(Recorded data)
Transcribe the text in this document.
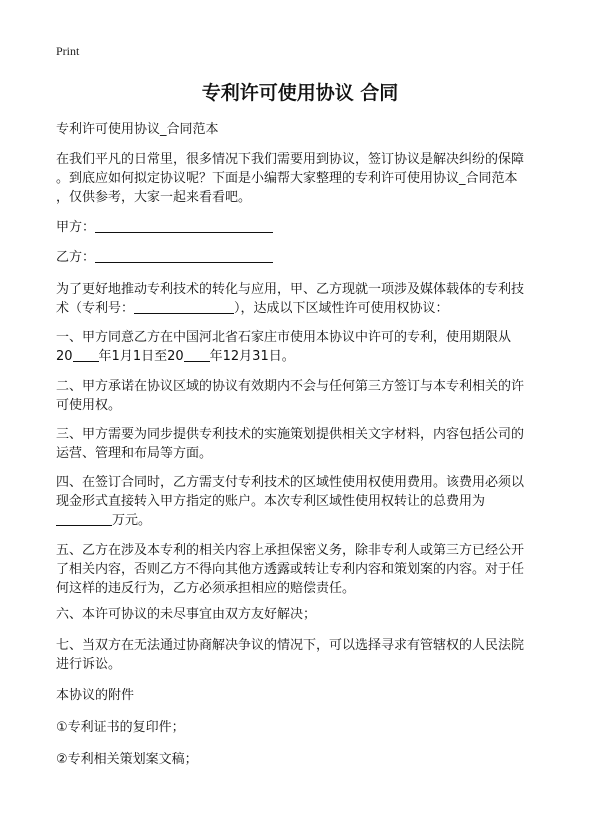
Print
专利许可使用协议 合同
专利许可使用协议_合同范本
在我们平凡的日常里，很多情况下我们需要用到协议，签订协议是解决纠纷的保障
。到底应如何拟定协议呢？下面是小编帮大家整理的专利许可使用协议_合同范本
，仅供参考，大家一起来看看吧。
甲方：
乙方：
为了更好地推动专利技术的转化与应用，甲、乙方现就一项涉及媒体载体的专利技
术（专利号：	），达成以下区域性许可使用权协议：
一、甲方同意乙方在中国河北省石家庄市使用本协议中许可的专利，使用期限从
20 年1月1日至20 年12月31日。
二、甲方承诺在协议区域的协议有效期内不会与任何第三方签订与本专利相关的许
可使用权。
三、甲方需要为同步提供专利技术的实施策划提供相关文字材料，内容包括公司的
运营、管理和布局等方面。
四、在签订合同时，乙方需支付专利技术的区域性使用权使用费用。该费用必须以
现金形式直接转入甲方指定的账户。本次专利区域性使用权转让的总费用为
万元。
五、乙方在涉及本专利的相关内容上承担保密义务，除非专利人或第三方已经公开
了相关内容，否则乙方不得向其他方透露或转让专利内容和策划案的内容。对于任
何这样的违反行为，乙方必须承担相应的赔偿责任。
六、本许可协议的未尽事宜由双方友好解决；
七、当双方在无法通过协商解决争议的情况下，可以选择寻求有管辖权的人民法院
进行诉讼。
本协议的附件
①专利证书的复印件；
②专利相关策划案文稿；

* **REQUIRED WORK**:
All the lines above are to be reproduced exactly, except the pictures.

* **COMPLETE RESPONSE**:
Transcribe the text in this document.
Print
专利许可使用协议 合同
专利许可使用协议_合同范本
在我们平凡的日常里，很多情况下我们需要用到协议，签订协议是解决纠纷的保障
。到底应如何拟定协议呢？下面是小编帮大家整理的专利许可使用协议_合同范本
，仅供参考，大家一起来看看吧。
甲方：
乙方：
为了更好地推动专利技术的转化与应用，甲、乙方现就一项涉及媒体载体的专利技
术（专利号：	），达成以下区域性许可使用权协议：
一、甲方同意乙方在中国河北省石家庄市使用本协议中许可的专利，使用期限从
20 年1月1日至20 年12月31日。
二、甲方承诺在协议区域的协议有效期内不会与任何第三方签订与本专利相关的许
可使用权。
三、甲方需要为同步提供专利技术的实施策划提供相关文字材料，内容包括公司的
运营、管理和布局等方面。
四、在签订合同时，乙方需支付专利技术的区域性使用权使用费用。该费用必须以
现金形式直接转入甲方指定的账户。本次专利区域性使用权转让的总费用为
万元。
五、乙方在涉及本专利的相关内容上承担保密义务，除非专利人或第三方已经公开
了相关内容，否则乙方不得向其他方透露或转让专利内容和策划案的内容。对于任
何这样的违反行为，乙方必须承担相应的赔偿责任。
六、本许可协议的未尽事宜由双方友好解决；
七、当双方在无法通过协商解决争议的情况下，可以选择寻求有管辖权的人民法院
进行诉讼。
本协议的附件
①专利证书的复印件；
②专利相关策划案文稿；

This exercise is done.